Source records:
+ + + + +

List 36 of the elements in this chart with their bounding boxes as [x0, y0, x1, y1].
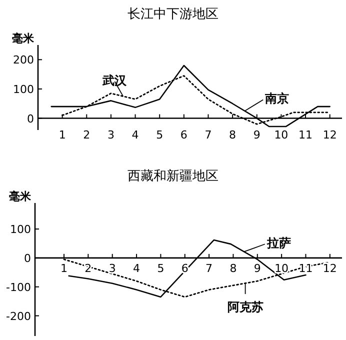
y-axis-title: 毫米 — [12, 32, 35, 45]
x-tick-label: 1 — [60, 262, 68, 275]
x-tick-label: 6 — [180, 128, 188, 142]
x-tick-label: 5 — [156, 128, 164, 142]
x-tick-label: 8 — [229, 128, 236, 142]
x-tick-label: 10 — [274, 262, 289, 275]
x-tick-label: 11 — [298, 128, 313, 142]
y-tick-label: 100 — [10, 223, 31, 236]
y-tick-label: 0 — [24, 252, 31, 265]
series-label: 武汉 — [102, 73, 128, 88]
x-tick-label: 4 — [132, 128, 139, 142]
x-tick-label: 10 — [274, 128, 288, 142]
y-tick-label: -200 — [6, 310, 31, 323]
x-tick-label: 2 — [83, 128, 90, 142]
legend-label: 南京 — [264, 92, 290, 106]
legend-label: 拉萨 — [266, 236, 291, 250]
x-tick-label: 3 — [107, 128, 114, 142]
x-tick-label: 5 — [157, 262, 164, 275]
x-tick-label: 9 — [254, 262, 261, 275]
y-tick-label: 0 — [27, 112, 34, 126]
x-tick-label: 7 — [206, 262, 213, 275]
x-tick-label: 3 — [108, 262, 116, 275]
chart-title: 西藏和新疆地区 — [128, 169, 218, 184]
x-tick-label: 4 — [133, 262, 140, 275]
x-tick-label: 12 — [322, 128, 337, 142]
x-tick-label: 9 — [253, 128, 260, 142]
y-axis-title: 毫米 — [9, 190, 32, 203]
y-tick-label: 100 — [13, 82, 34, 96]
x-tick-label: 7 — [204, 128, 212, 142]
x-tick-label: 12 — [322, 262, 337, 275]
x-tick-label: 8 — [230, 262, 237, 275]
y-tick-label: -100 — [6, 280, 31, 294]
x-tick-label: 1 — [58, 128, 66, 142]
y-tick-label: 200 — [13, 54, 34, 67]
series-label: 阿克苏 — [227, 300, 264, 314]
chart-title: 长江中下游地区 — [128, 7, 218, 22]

+ + + + +

## What is being asked
Reproduce every line of the source records above verbatim, omitting the pictures.

## Answer for the task
List 36 of the elements in this chart with their bounding boxes as [x0, y0, x1, y1].
y-axis-title: 毫米 — [12, 32, 35, 45]
x-tick-label: 1 — [60, 262, 68, 275]
x-tick-label: 6 — [180, 128, 188, 142]
x-tick-label: 5 — [156, 128, 164, 142]
x-tick-label: 8 — [229, 128, 236, 142]
x-tick-label: 10 — [274, 262, 289, 275]
x-tick-label: 11 — [298, 128, 313, 142]
y-tick-label: 100 — [10, 223, 31, 236]
y-tick-label: 0 — [24, 252, 31, 265]
series-label: 武汉 — [102, 73, 128, 88]
x-tick-label: 4 — [132, 128, 139, 142]
x-tick-label: 10 — [274, 128, 288, 142]
y-tick-label: -200 — [6, 310, 31, 323]
x-tick-label: 2 — [83, 128, 90, 142]
legend-label: 南京 — [264, 92, 290, 106]
legend-label: 拉萨 — [266, 236, 291, 250]
x-tick-label: 3 — [107, 128, 114, 142]
x-tick-label: 5 — [157, 262, 164, 275]
x-tick-label: 9 — [254, 262, 261, 275]
y-tick-label: 0 — [27, 112, 34, 126]
x-tick-label: 7 — [206, 262, 213, 275]
x-tick-label: 3 — [108, 262, 116, 275]
chart-title: 西藏和新疆地区 — [128, 169, 218, 184]
x-tick-label: 4 — [133, 262, 140, 275]
x-tick-label: 12 — [322, 128, 337, 142]
x-tick-label: 9 — [253, 128, 260, 142]
y-axis-title: 毫米 — [9, 190, 32, 203]
y-tick-label: 100 — [13, 82, 34, 96]
x-tick-label: 7 — [204, 128, 212, 142]
x-tick-label: 12 — [322, 262, 337, 275]
x-tick-label: 8 — [230, 262, 237, 275]
y-tick-label: -100 — [6, 280, 31, 294]
x-tick-label: 1 — [58, 128, 66, 142]
y-tick-label: 200 — [13, 54, 34, 67]
series-label: 阿克苏 — [227, 300, 264, 314]
chart-title: 长江中下游地区 — [128, 7, 218, 22]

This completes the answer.